▶ _What needs to be done_
Below is a listing. Gather each line of it that contains "paiement".

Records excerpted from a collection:
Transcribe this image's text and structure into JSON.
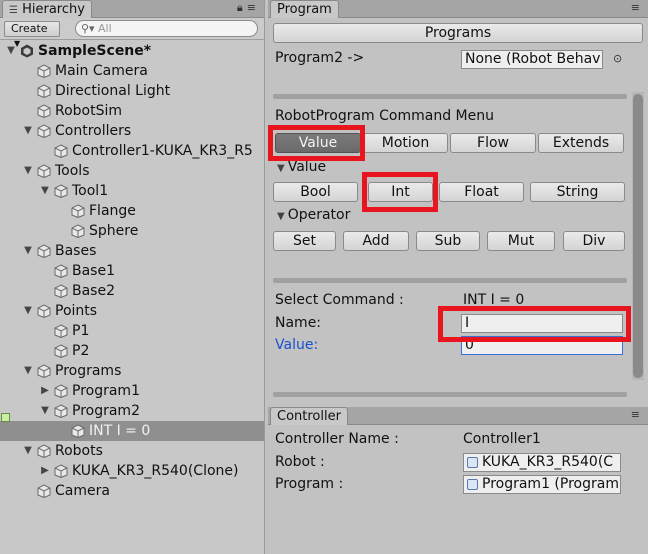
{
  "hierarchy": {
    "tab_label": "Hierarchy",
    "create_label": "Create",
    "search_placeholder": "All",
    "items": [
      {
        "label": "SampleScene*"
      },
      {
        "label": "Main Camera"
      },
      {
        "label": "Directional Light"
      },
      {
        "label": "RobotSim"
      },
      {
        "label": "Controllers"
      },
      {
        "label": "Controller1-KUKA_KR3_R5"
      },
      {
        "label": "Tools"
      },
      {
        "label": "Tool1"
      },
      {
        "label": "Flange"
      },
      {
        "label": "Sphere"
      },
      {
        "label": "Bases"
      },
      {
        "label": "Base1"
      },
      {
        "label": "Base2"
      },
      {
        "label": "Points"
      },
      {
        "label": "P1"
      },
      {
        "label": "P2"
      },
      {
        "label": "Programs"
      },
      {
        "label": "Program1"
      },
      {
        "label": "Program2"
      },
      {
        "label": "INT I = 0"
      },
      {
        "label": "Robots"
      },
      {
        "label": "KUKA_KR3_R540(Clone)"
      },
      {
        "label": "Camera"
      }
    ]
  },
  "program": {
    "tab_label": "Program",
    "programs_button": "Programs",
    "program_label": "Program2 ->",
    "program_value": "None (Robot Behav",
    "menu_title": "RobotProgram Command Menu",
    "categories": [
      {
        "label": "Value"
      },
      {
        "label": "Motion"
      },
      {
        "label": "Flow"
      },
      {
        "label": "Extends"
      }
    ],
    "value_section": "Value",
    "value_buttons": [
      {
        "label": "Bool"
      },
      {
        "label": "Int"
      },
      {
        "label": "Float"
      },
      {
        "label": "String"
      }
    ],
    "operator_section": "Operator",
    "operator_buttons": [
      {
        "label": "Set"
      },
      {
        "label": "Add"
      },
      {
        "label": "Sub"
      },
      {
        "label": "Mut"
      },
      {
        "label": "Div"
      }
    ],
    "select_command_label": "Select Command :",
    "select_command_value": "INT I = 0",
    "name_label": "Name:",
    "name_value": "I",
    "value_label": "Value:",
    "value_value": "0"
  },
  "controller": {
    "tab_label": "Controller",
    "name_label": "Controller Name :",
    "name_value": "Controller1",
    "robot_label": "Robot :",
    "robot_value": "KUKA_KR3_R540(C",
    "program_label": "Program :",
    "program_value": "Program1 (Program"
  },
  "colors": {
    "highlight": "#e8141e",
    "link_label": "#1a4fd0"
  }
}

...

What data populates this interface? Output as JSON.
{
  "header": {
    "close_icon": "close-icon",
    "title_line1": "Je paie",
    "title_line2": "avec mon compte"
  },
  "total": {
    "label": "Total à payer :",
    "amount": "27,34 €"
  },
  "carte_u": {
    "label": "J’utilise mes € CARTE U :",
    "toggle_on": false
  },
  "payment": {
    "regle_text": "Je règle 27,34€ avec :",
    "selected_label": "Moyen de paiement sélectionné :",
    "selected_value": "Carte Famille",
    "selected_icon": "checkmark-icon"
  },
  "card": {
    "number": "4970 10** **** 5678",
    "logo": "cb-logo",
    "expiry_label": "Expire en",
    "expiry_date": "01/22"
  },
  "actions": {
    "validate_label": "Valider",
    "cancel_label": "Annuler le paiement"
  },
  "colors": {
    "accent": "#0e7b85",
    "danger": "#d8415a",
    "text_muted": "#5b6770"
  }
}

▶ _Reply_
    "selected_label": "Moyen de paiement sélectionné :",
    "cancel_label": "Annuler le paiement"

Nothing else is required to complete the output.